>>>>>
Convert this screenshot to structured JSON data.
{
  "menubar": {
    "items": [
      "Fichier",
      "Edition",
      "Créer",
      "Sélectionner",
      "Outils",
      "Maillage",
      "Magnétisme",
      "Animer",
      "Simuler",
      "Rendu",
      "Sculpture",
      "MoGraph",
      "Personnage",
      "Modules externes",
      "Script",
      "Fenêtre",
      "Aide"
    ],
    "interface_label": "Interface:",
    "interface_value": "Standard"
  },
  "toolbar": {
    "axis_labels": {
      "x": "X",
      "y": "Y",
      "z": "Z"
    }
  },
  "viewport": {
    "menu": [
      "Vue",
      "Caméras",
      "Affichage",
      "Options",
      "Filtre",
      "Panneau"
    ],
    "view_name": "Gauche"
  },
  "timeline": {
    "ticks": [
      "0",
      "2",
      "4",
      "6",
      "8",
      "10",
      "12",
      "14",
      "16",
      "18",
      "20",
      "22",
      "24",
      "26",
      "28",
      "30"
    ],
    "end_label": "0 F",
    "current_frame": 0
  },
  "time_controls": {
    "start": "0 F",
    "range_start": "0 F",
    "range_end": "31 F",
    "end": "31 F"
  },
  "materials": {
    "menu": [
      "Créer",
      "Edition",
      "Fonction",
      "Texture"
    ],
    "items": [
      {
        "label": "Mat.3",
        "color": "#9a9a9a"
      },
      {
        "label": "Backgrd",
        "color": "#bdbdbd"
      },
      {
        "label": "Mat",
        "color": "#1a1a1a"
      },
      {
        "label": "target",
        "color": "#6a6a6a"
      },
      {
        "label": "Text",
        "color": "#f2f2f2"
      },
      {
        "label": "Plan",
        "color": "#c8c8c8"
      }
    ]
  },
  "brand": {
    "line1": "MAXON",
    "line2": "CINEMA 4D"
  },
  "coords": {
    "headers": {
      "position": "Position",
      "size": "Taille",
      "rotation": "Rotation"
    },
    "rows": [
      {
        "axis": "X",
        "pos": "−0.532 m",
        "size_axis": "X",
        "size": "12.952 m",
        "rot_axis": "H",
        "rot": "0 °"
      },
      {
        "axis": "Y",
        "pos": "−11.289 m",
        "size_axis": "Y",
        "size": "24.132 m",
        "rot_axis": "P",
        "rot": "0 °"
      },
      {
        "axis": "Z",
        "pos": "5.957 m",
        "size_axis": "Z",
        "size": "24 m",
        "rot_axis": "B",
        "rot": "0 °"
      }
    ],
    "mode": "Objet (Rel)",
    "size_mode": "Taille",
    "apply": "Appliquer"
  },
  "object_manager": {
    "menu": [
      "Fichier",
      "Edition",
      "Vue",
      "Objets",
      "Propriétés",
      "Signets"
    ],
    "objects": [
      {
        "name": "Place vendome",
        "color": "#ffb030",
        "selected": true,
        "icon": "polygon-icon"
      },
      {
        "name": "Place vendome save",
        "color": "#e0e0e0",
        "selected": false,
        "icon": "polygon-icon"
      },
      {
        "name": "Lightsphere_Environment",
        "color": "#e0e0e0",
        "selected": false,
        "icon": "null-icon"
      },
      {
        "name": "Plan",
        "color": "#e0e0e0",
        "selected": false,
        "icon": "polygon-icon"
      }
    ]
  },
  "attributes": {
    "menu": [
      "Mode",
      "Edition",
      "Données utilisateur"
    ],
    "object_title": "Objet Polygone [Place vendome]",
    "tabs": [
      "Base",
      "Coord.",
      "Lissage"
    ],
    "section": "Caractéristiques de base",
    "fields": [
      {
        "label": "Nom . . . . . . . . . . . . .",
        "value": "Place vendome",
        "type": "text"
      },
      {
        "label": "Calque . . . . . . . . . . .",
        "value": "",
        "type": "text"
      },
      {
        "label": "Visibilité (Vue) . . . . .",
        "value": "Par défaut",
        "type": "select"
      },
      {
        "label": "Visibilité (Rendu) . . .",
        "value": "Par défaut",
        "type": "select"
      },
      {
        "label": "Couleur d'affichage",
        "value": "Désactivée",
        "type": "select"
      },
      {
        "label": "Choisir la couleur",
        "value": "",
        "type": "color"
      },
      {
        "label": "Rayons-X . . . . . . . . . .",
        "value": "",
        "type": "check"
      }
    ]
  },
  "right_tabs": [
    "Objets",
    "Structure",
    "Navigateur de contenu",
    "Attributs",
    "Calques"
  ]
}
<<<<<
>>>>>
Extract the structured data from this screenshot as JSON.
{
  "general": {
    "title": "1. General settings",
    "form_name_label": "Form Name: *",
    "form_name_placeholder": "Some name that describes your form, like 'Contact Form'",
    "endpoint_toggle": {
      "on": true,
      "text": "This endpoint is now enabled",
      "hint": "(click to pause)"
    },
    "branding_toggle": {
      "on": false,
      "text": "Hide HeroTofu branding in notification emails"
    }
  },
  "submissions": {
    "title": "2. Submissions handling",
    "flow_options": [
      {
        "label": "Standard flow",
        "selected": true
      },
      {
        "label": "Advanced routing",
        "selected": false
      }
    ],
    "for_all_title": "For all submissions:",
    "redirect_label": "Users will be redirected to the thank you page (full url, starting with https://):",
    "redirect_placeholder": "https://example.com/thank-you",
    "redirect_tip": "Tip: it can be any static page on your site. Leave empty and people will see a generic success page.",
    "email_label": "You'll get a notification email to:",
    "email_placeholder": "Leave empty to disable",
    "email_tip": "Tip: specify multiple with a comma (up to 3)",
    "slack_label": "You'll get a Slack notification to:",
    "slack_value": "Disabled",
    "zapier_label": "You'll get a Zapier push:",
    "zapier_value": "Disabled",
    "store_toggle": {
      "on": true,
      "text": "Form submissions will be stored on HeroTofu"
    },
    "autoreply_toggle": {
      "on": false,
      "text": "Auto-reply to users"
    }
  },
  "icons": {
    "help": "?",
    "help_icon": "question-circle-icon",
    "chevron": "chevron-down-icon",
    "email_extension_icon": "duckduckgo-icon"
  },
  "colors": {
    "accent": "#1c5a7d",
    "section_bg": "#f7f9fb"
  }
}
<<<<<
Using the listing, copy every line where the word "empty" shows up.

SOLUTION TO THE EXERCISE:
    "redirect_tip": "Tip: it can be any static page on your site. Leave empty and people will see a generic success page.",
    "email_placeholder": "Leave empty to disable",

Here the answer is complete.